**What you should do:** Go through the data below and return each line where the string "standard" occurs.

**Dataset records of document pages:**
Content starts
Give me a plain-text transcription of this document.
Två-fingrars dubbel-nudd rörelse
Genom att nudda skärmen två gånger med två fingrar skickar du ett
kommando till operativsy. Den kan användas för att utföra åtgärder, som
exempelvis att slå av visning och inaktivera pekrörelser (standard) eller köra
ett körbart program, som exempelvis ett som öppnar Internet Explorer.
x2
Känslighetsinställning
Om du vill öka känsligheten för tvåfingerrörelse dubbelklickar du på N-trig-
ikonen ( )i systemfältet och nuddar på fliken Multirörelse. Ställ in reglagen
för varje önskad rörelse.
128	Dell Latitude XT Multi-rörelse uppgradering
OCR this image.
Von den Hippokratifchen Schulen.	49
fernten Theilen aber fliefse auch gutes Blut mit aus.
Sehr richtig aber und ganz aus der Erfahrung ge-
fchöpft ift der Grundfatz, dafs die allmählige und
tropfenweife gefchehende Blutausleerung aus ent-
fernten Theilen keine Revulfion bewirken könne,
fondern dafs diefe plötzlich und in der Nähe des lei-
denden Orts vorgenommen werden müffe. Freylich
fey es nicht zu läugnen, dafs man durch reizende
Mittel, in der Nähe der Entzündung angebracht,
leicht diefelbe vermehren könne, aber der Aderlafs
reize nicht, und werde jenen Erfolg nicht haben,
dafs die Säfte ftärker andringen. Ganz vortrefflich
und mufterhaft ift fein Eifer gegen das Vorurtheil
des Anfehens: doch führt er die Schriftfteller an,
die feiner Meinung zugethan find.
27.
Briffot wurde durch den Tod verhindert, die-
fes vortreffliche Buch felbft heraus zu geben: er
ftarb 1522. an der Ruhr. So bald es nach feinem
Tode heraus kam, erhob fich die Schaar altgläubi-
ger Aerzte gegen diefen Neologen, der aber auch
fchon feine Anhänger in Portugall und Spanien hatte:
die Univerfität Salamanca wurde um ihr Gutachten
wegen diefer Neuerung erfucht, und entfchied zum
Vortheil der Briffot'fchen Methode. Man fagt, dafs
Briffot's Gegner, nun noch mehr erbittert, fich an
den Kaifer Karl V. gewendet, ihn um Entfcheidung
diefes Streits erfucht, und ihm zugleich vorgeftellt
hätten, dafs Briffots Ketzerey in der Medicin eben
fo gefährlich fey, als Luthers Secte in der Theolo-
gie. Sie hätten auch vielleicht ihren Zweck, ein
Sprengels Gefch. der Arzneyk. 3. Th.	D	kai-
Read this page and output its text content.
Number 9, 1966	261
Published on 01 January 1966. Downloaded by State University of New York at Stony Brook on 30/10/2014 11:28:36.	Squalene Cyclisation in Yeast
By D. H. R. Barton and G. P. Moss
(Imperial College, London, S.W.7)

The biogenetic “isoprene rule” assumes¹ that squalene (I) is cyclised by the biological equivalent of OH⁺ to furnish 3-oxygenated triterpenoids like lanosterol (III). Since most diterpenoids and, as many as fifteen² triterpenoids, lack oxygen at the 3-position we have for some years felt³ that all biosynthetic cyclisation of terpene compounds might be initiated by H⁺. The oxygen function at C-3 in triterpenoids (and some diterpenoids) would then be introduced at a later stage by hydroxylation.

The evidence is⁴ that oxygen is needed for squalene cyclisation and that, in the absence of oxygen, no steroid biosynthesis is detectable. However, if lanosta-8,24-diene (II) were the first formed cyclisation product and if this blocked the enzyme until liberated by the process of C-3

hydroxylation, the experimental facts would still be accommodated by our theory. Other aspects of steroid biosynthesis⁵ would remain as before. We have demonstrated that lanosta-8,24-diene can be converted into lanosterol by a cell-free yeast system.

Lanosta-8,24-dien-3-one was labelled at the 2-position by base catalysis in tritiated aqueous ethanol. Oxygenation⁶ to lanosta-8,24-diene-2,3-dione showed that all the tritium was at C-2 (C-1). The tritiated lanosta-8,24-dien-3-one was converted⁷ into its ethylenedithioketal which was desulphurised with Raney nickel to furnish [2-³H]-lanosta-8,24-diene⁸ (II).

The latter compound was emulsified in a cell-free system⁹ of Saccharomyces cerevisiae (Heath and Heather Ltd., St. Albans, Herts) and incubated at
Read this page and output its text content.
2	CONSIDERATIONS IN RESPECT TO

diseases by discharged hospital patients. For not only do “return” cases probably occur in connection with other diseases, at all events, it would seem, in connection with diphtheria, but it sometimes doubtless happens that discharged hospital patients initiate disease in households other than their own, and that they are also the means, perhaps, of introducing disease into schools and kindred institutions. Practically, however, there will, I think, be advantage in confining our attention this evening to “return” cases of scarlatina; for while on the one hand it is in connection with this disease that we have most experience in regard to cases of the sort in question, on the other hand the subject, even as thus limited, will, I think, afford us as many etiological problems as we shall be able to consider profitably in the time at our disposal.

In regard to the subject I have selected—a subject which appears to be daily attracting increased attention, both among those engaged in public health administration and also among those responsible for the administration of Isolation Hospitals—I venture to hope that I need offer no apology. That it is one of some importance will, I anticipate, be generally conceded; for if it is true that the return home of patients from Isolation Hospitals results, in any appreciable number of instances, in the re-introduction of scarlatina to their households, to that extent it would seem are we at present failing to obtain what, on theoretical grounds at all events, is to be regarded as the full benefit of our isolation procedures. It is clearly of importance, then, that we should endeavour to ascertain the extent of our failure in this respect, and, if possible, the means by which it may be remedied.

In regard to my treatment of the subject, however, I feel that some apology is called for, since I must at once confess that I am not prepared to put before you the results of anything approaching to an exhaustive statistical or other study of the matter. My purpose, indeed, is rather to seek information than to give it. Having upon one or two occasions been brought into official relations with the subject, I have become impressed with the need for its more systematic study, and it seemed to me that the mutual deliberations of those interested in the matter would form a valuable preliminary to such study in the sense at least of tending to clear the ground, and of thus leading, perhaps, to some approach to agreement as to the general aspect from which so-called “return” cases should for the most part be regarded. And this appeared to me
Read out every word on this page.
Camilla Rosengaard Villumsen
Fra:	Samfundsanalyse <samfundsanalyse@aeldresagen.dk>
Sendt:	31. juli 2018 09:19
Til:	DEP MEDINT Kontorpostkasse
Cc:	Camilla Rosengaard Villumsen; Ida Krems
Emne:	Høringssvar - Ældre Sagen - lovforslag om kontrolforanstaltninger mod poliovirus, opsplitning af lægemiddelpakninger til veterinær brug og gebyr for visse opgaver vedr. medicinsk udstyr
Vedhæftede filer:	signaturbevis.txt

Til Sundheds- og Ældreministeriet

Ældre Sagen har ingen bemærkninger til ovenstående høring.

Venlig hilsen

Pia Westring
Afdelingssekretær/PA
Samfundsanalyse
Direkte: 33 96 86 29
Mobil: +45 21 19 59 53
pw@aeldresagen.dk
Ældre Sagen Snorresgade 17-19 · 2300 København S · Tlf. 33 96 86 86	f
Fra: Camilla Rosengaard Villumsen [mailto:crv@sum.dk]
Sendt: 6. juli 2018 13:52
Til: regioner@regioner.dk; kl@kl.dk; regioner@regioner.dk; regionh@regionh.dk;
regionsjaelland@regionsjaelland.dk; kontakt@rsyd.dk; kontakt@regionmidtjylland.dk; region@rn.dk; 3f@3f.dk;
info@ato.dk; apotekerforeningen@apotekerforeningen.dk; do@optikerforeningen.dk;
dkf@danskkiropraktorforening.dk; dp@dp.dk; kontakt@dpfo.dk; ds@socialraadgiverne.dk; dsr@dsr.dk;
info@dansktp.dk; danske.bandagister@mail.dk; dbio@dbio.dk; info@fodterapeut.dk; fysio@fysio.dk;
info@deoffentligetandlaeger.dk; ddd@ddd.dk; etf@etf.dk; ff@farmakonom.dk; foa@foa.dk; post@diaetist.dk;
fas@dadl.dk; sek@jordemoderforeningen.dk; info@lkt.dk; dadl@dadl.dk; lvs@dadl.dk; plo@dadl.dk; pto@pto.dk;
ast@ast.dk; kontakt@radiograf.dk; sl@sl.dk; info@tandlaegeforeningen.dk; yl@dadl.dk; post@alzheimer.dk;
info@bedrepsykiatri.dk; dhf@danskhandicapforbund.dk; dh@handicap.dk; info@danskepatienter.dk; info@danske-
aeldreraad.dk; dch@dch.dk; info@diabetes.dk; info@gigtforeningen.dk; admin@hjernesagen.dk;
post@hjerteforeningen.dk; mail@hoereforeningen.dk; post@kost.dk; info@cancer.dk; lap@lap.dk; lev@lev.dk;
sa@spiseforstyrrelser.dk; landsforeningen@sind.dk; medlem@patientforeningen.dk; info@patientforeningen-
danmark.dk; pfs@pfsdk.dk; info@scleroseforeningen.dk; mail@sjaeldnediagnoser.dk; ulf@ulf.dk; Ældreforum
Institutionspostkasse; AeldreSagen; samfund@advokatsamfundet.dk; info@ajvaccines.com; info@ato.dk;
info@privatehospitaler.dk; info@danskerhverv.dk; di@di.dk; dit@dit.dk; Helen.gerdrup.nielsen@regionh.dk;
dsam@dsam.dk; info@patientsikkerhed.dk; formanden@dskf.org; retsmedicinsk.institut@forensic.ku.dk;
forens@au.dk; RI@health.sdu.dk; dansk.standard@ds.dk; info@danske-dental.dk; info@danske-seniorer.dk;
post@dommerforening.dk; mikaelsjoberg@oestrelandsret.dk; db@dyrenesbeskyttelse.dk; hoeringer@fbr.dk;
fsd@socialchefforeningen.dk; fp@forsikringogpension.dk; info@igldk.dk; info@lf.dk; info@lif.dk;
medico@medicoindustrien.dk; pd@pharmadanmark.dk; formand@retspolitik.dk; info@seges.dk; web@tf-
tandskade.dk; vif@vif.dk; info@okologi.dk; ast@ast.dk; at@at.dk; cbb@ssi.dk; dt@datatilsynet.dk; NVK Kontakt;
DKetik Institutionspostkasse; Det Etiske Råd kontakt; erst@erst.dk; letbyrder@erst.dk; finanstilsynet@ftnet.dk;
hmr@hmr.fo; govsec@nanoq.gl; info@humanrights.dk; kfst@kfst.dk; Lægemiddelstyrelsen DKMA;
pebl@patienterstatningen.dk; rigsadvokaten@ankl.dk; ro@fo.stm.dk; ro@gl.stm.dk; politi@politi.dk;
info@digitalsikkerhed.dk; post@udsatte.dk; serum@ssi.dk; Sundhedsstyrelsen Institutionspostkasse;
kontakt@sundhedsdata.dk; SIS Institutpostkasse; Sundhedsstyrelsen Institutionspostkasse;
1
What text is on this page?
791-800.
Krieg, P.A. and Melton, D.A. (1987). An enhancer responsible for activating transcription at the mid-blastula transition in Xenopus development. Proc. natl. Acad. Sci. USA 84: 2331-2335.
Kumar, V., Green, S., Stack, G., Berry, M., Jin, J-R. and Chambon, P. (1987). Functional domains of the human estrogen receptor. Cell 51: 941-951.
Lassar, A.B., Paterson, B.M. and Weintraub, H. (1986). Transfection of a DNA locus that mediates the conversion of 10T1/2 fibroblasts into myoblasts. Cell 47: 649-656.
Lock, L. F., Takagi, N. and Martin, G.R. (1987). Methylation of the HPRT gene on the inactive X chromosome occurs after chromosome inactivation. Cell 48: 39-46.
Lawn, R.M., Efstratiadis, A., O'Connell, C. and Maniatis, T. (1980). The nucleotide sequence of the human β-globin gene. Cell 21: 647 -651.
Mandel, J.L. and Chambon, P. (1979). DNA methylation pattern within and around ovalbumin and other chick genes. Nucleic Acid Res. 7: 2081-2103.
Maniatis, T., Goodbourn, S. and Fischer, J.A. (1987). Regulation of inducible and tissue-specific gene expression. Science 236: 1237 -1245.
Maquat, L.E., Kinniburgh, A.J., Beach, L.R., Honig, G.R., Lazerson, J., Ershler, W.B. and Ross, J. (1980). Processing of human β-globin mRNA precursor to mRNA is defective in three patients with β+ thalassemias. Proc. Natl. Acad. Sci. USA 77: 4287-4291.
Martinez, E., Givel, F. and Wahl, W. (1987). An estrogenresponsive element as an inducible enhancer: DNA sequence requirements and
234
Content ends
**Written reply:**
exempelvis att slå av visning och inaktivera pekrörelser (standard) eller köra
forens@au.dk; RI@health.sdu.dk; dansk.standard@ds.dk; info@danske-dental.dk; info@danske-seniorer.dk;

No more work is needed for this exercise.